To be done:
In the listing that follows, count every line with the word "heading" in it and write only the total.

Information supplied:
════
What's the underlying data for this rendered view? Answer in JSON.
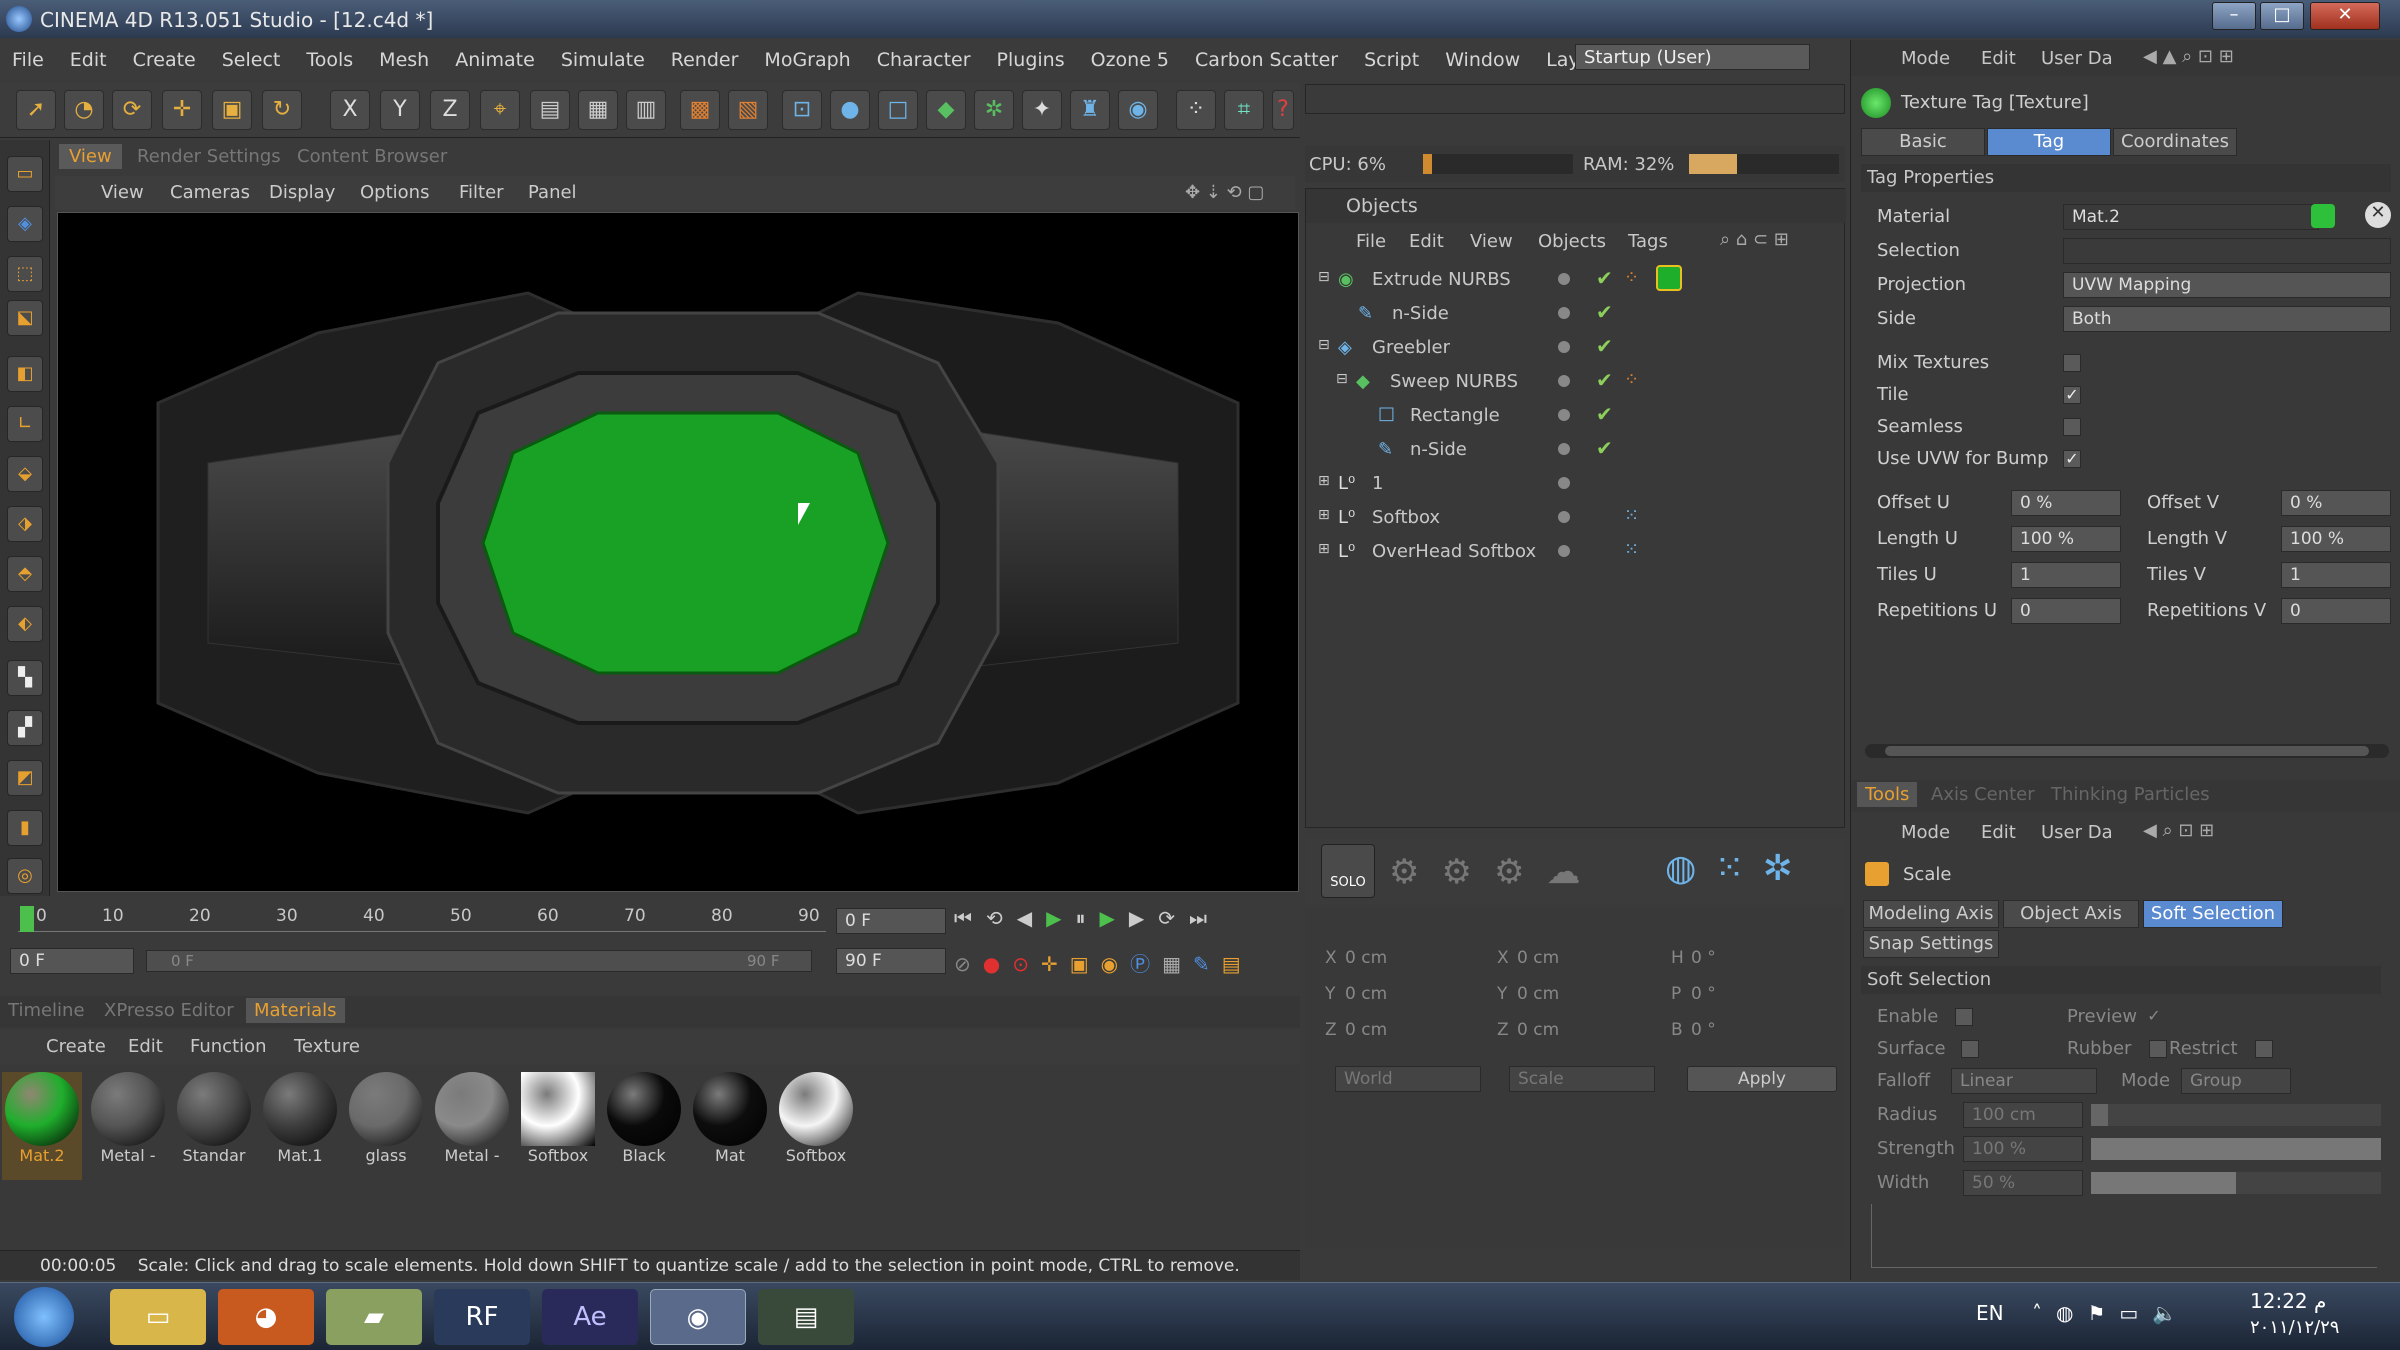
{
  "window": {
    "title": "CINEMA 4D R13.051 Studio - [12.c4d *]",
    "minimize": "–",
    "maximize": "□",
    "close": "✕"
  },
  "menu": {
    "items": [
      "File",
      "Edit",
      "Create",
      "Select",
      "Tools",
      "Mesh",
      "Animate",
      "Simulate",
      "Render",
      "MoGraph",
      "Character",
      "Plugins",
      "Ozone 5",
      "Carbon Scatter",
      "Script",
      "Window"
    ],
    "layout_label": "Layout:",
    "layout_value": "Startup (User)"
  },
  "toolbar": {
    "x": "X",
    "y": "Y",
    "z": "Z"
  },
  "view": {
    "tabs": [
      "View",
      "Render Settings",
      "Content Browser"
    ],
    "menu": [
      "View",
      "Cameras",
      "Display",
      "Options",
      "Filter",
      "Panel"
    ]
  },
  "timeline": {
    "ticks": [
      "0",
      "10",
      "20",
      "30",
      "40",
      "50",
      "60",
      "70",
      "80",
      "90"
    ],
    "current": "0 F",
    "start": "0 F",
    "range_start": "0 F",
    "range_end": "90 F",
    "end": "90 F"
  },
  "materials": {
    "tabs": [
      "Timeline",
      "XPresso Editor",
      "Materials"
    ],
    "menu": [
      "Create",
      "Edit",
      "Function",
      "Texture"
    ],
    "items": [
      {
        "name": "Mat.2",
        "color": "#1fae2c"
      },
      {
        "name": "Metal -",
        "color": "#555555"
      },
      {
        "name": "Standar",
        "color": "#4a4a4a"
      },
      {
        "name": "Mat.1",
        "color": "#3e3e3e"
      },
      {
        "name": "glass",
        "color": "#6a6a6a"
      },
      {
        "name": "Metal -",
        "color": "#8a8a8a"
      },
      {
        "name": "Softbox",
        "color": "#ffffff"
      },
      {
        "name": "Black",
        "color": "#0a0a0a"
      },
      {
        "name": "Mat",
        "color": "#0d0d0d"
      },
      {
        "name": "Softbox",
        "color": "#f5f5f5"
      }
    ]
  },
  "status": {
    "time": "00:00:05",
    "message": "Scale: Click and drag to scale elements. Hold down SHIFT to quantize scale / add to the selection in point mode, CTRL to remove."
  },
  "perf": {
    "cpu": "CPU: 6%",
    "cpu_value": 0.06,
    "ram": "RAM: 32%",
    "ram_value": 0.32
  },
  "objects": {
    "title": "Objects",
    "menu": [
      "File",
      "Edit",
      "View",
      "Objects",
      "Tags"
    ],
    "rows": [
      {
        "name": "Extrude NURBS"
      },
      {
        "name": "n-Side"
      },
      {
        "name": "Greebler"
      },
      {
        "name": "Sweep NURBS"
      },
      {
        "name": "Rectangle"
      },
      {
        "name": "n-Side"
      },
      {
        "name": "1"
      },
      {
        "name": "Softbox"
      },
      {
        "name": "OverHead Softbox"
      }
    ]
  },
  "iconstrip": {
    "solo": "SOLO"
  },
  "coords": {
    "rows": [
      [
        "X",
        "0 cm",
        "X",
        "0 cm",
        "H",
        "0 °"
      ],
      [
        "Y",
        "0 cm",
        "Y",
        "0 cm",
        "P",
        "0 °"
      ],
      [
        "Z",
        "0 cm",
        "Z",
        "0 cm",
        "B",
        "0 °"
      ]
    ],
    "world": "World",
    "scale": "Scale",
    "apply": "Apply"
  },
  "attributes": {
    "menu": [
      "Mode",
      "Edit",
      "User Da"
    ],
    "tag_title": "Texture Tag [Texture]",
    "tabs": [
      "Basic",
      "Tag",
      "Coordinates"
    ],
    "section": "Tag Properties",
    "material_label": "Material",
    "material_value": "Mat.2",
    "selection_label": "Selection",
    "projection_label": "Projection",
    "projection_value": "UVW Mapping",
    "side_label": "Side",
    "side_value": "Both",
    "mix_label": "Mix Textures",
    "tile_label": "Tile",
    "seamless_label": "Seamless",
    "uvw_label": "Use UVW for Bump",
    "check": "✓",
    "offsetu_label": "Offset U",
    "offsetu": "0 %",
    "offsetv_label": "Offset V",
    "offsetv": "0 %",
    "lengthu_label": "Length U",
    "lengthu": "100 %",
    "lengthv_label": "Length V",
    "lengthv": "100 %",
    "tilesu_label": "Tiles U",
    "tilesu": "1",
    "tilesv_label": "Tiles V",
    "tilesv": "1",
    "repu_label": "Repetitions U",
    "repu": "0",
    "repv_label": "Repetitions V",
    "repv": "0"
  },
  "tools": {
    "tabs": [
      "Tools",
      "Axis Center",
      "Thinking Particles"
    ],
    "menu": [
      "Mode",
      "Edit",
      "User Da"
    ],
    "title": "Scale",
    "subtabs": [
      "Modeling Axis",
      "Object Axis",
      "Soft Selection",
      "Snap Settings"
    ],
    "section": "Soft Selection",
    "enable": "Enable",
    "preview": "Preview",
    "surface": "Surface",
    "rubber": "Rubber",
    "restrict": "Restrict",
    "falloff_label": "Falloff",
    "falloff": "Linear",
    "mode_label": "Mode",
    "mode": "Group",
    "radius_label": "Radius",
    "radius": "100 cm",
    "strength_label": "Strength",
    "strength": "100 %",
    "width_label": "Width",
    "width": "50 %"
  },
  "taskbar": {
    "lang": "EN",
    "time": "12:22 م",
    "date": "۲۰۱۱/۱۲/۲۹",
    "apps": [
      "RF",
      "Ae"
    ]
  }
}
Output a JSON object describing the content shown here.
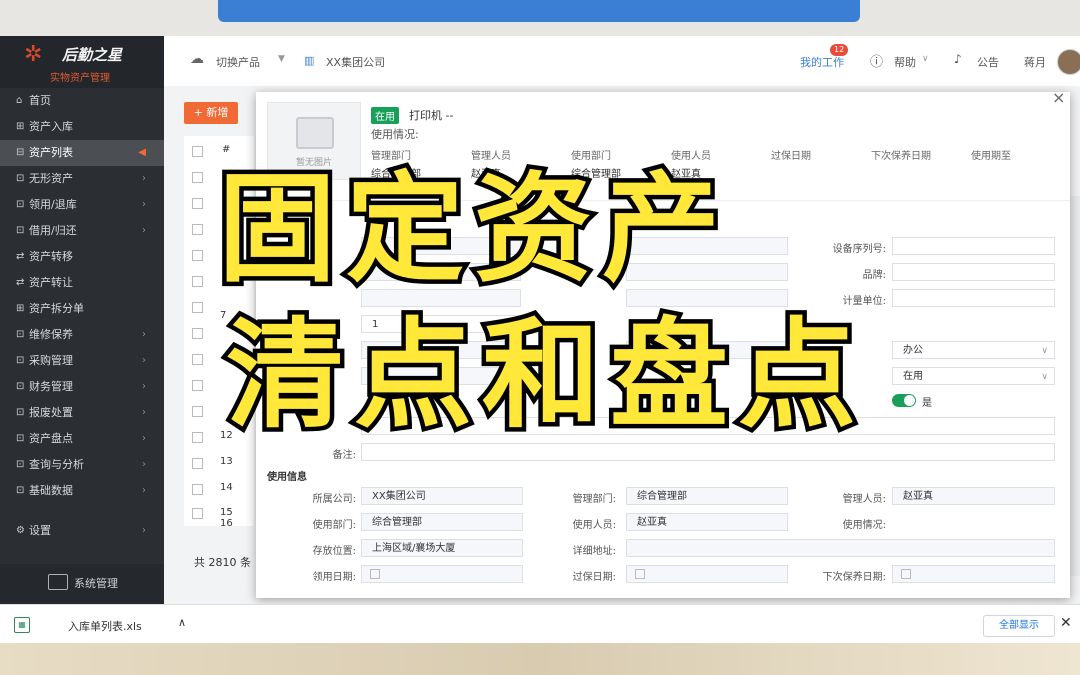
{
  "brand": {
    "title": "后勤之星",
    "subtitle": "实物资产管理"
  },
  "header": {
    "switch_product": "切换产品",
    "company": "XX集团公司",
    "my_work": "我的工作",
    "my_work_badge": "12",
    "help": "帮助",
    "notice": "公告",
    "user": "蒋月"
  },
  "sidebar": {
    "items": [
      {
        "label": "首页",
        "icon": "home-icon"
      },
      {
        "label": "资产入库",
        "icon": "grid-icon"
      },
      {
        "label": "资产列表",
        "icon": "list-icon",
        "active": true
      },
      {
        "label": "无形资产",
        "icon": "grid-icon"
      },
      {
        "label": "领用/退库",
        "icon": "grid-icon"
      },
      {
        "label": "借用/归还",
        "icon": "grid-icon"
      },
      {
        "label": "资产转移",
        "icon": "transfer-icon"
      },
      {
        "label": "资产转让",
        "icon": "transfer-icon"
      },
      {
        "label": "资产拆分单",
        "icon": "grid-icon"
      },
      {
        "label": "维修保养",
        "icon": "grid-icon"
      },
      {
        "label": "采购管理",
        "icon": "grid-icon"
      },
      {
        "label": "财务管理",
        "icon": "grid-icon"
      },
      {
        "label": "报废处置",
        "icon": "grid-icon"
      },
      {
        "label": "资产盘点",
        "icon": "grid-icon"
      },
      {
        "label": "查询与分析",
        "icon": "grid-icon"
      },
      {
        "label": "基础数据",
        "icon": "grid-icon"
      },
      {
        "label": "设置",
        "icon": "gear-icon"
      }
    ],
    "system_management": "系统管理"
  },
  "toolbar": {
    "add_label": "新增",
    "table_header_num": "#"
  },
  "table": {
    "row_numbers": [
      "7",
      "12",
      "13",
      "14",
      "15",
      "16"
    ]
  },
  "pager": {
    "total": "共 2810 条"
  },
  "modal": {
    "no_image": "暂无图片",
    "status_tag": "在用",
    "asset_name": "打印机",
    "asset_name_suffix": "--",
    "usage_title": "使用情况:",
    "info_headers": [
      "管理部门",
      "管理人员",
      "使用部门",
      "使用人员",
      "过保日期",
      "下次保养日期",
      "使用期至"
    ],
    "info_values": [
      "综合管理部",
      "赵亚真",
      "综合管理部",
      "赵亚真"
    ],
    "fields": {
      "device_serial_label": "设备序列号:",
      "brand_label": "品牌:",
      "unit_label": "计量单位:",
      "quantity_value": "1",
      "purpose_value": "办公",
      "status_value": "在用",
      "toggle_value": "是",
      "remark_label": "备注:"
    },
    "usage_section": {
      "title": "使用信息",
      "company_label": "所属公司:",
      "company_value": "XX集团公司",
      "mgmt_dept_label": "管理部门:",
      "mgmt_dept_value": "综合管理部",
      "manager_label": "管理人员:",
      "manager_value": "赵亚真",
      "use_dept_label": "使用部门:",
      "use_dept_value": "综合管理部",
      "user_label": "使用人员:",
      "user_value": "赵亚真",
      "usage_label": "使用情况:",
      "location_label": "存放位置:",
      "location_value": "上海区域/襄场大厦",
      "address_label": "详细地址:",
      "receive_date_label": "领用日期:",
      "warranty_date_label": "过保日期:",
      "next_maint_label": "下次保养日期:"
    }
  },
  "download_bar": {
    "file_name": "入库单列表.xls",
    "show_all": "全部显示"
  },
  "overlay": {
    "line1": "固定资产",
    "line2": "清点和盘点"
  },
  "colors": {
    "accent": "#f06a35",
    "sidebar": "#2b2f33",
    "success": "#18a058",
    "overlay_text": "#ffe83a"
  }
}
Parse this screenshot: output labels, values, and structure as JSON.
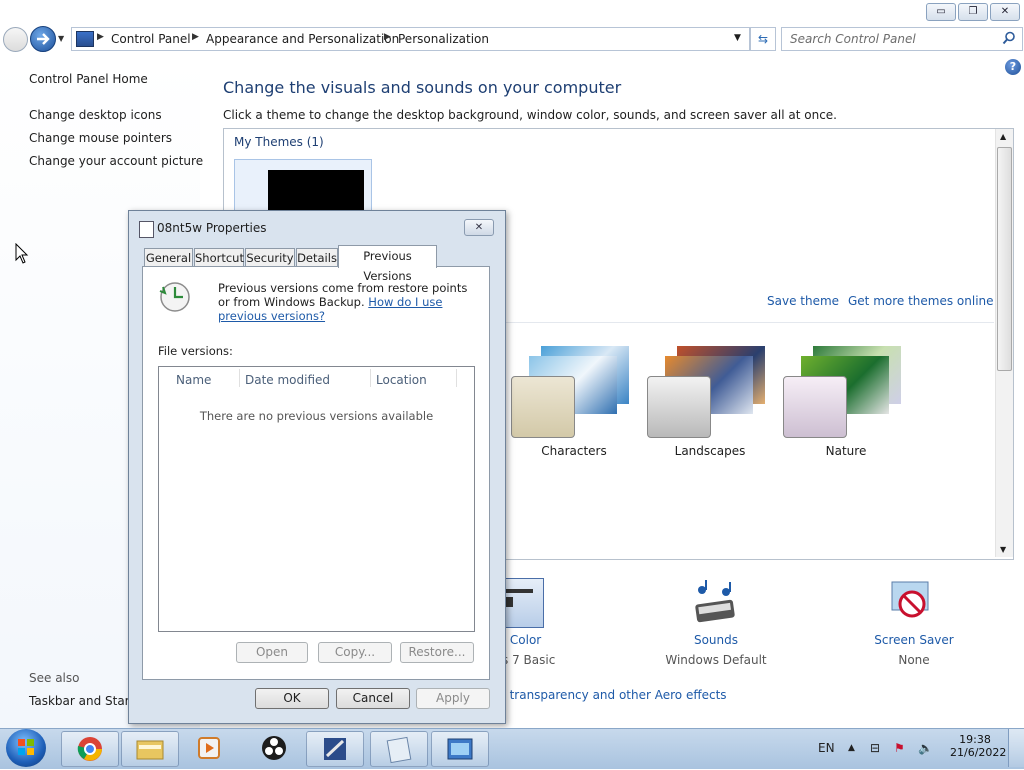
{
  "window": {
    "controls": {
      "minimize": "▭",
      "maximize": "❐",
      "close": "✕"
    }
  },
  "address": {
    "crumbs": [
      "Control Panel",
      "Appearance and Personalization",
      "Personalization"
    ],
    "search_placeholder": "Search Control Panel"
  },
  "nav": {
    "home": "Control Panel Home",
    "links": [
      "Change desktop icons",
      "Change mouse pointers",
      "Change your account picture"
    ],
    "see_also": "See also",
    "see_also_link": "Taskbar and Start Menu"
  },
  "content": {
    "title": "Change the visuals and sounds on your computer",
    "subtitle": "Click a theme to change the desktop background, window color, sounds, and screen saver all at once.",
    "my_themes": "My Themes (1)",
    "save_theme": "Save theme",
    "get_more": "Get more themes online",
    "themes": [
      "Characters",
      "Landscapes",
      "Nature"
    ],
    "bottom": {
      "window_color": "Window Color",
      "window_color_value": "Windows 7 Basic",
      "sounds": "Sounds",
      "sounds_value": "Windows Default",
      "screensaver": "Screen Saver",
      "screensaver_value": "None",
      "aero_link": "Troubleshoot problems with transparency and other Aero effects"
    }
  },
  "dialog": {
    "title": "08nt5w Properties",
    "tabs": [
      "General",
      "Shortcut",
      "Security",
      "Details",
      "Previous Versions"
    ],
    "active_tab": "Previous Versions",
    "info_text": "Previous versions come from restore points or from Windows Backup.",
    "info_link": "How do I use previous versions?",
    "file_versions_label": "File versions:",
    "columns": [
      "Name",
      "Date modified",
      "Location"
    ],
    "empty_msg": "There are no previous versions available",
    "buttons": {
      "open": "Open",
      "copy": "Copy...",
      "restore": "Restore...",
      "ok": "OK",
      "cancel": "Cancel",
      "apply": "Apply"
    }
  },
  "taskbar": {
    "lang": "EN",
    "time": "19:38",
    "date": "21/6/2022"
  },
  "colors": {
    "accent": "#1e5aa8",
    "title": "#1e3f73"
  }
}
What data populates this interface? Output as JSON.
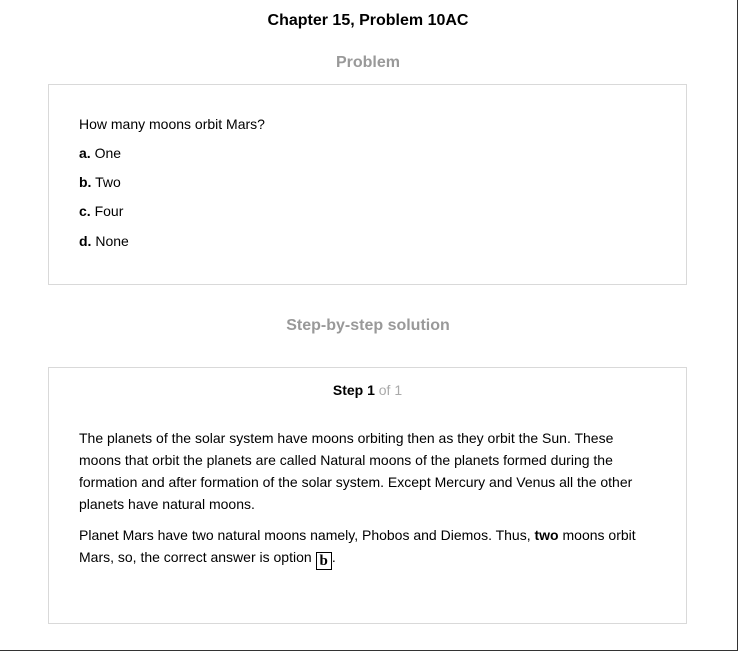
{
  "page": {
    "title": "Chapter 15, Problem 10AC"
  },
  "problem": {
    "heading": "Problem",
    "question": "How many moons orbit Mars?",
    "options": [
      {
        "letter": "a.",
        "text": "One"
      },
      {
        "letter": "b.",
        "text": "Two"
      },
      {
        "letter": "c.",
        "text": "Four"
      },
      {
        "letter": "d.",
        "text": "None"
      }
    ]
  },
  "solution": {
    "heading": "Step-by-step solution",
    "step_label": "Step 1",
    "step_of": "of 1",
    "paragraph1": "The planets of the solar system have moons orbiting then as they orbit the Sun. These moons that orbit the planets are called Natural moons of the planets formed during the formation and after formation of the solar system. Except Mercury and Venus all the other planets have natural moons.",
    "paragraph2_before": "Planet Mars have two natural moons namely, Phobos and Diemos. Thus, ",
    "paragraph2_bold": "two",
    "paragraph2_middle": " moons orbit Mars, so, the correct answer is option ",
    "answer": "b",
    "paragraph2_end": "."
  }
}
════
Response to this task:
2